>>

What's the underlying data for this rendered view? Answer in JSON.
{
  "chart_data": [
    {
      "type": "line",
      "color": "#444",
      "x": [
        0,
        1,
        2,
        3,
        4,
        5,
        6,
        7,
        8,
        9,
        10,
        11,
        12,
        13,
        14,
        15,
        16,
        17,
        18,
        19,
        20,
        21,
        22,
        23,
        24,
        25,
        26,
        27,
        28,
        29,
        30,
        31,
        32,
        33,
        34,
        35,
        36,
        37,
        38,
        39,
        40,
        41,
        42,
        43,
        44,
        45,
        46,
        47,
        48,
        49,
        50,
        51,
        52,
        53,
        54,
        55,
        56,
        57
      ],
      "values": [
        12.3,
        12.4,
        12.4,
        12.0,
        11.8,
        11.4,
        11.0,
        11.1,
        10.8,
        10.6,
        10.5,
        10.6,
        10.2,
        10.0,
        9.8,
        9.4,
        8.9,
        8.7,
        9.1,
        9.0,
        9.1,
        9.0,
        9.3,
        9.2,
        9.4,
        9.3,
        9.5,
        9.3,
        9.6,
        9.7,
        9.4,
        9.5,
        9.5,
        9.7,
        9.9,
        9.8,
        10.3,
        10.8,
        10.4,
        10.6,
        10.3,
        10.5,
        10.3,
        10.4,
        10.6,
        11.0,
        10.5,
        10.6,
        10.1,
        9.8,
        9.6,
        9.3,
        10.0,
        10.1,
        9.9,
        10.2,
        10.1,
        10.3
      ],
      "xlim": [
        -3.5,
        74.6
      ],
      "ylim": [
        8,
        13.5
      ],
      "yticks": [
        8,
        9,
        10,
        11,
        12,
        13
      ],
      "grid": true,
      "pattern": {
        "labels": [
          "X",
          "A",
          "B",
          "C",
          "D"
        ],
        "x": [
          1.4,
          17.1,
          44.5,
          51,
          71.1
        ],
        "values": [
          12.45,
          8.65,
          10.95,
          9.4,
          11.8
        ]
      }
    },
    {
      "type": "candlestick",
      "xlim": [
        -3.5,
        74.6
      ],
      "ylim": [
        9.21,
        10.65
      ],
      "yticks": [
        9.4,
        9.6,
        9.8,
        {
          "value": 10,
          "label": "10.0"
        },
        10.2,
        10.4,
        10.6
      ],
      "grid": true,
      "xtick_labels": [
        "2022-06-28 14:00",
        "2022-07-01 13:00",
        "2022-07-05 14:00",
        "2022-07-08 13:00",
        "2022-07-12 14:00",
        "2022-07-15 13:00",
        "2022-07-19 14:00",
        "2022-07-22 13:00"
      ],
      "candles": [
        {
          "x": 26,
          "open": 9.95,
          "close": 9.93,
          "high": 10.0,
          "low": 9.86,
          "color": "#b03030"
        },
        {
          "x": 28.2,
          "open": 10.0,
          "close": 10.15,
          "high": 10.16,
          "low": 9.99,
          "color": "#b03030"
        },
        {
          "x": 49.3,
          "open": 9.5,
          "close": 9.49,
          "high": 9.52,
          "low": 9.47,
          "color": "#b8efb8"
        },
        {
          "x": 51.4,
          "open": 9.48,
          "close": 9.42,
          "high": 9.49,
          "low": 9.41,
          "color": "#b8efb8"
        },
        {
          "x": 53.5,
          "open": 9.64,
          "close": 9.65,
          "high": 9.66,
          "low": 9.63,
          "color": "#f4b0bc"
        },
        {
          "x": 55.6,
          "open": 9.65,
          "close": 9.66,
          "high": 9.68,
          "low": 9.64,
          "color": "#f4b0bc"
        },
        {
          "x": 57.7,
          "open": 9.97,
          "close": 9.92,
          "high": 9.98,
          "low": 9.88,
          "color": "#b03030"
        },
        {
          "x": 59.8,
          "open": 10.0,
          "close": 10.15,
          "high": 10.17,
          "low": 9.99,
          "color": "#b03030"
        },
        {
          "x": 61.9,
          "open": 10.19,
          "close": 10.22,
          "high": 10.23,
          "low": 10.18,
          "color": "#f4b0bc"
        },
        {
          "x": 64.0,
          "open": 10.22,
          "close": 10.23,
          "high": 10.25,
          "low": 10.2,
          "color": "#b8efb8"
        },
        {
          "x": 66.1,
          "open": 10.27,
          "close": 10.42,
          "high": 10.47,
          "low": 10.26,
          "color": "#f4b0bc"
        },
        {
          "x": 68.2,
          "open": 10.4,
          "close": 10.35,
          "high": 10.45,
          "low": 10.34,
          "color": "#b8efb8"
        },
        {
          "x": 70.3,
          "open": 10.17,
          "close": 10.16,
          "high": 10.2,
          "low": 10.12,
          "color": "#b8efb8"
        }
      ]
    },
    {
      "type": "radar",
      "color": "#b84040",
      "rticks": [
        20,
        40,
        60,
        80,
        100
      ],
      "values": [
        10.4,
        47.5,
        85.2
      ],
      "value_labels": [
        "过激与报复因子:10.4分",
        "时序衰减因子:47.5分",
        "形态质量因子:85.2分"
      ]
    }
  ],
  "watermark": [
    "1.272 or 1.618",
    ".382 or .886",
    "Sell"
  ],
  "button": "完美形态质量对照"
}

<<

▸ **Set exercise**: All entries must be repeated verbatim.

▸ **Finished exercise**:
What's the underlying data for this rendered view? Answer in JSON.
{
  "chart_data": [
    {
      "type": "line",
      "color": "#444",
      "x": [
        0,
        1,
        2,
        3,
        4,
        5,
        6,
        7,
        8,
        9,
        10,
        11,
        12,
        13,
        14,
        15,
        16,
        17,
        18,
        19,
        20,
        21,
        22,
        23,
        24,
        25,
        26,
        27,
        28,
        29,
        30,
        31,
        32,
        33,
        34,
        35,
        36,
        37,
        38,
        39,
        40,
        41,
        42,
        43,
        44,
        45,
        46,
        47,
        48,
        49,
        50,
        51,
        52,
        53,
        54,
        55,
        56,
        57
      ],
      "values": [
        12.3,
        12.4,
        12.4,
        12.0,
        11.8,
        11.4,
        11.0,
        11.1,
        10.8,
        10.6,
        10.5,
        10.6,
        10.2,
        10.0,
        9.8,
        9.4,
        8.9,
        8.7,
        9.1,
        9.0,
        9.1,
        9.0,
        9.3,
        9.2,
        9.4,
        9.3,
        9.5,
        9.3,
        9.6,
        9.7,
        9.4,
        9.5,
        9.5,
        9.7,
        9.9,
        9.8,
        10.3,
        10.8,
        10.4,
        10.6,
        10.3,
        10.5,
        10.3,
        10.4,
        10.6,
        11.0,
        10.5,
        10.6,
        10.1,
        9.8,
        9.6,
        9.3,
        10.0,
        10.1,
        9.9,
        10.2,
        10.1,
        10.3
      ],
      "xlim": [
        -3.5,
        74.6
      ],
      "ylim": [
        8,
        13.5
      ],
      "yticks": [
        8,
        9,
        10,
        11,
        12,
        13
      ],
      "grid": true,
      "pattern": {
        "labels": [
          "X",
          "A",
          "B",
          "C",
          "D"
        ],
        "x": [
          1.4,
          17.1,
          44.5,
          51,
          71.1
        ],
        "values": [
          12.45,
          8.65,
          10.95,
          9.4,
          11.8
        ]
      }
    },
    {
      "type": "candlestick",
      "xlim": [
        -3.5,
        74.6
      ],
      "ylim": [
        9.21,
        10.65
      ],
      "yticks": [
        9.4,
        9.6,
        9.8,
        {
          "value": 10,
          "label": "10.0"
        },
        10.2,
        10.4,
        10.6
      ],
      "grid": true,
      "xtick_labels": [
        "2022-06-28 14:00",
        "2022-07-01 13:00",
        "2022-07-05 14:00",
        "2022-07-08 13:00",
        "2022-07-12 14:00",
        "2022-07-15 13:00",
        "2022-07-19 14:00",
        "2022-07-22 13:00"
      ],
      "candles": [
        {
          "x": 26,
          "open": 9.95,
          "close": 9.93,
          "high": 10.0,
          "low": 9.86,
          "color": "#b03030"
        },
        {
          "x": 28.2,
          "open": 10.0,
          "close": 10.15,
          "high": 10.16,
          "low": 9.99,
          "color": "#b03030"
        },
        {
          "x": 49.3,
          "open": 9.5,
          "close": 9.49,
          "high": 9.52,
          "low": 9.47,
          "color": "#b8efb8"
        },
        {
          "x": 51.4,
          "open": 9.48,
          "close": 9.42,
          "high": 9.49,
          "low": 9.41,
          "color": "#b8efb8"
        },
        {
          "x": 53.5,
          "open": 9.64,
          "close": 9.65,
          "high": 9.66,
          "low": 9.63,
          "color": "#f4b0bc"
        },
        {
          "x": 55.6,
          "open": 9.65,
          "close": 9.66,
          "high": 9.68,
          "low": 9.64,
          "color": "#f4b0bc"
        },
        {
          "x": 57.7,
          "open": 9.97,
          "close": 9.92,
          "high": 9.98,
          "low": 9.88,
          "color": "#b03030"
        },
        {
          "x": 59.8,
          "open": 10.0,
          "close": 10.15,
          "high": 10.17,
          "low": 9.99,
          "color": "#b03030"
        },
        {
          "x": 61.9,
          "open": 10.19,
          "close": 10.22,
          "high": 10.23,
          "low": 10.18,
          "color": "#f4b0bc"
        },
        {
          "x": 64.0,
          "open": 10.22,
          "close": 10.23,
          "high": 10.25,
          "low": 10.2,
          "color": "#b8efb8"
        },
        {
          "x": 66.1,
          "open": 10.27,
          "close": 10.42,
          "high": 10.47,
          "low": 10.26,
          "color": "#f4b0bc"
        },
        {
          "x": 68.2,
          "open": 10.4,
          "close": 10.35,
          "high": 10.45,
          "low": 10.34,
          "color": "#b8efb8"
        },
        {
          "x": 70.3,
          "open": 10.17,
          "close": 10.16,
          "high": 10.2,
          "low": 10.12,
          "color": "#b8efb8"
        }
      ]
    },
    {
      "type": "radar",
      "color": "#b84040",
      "rticks": [
        20,
        40,
        60,
        80,
        100
      ],
      "values": [
        10.4,
        47.5,
        85.2
      ],
      "value_labels": [
        "过激与报复因子:10.4分",
        "时序衰减因子:47.5分",
        "形态质量因子:85.2分"
      ]
    }
  ],
  "watermark": [
    "1.272 or 1.618",
    ".382 or .886",
    "Sell"
  ],
  "button": "完美形态质量对照"
}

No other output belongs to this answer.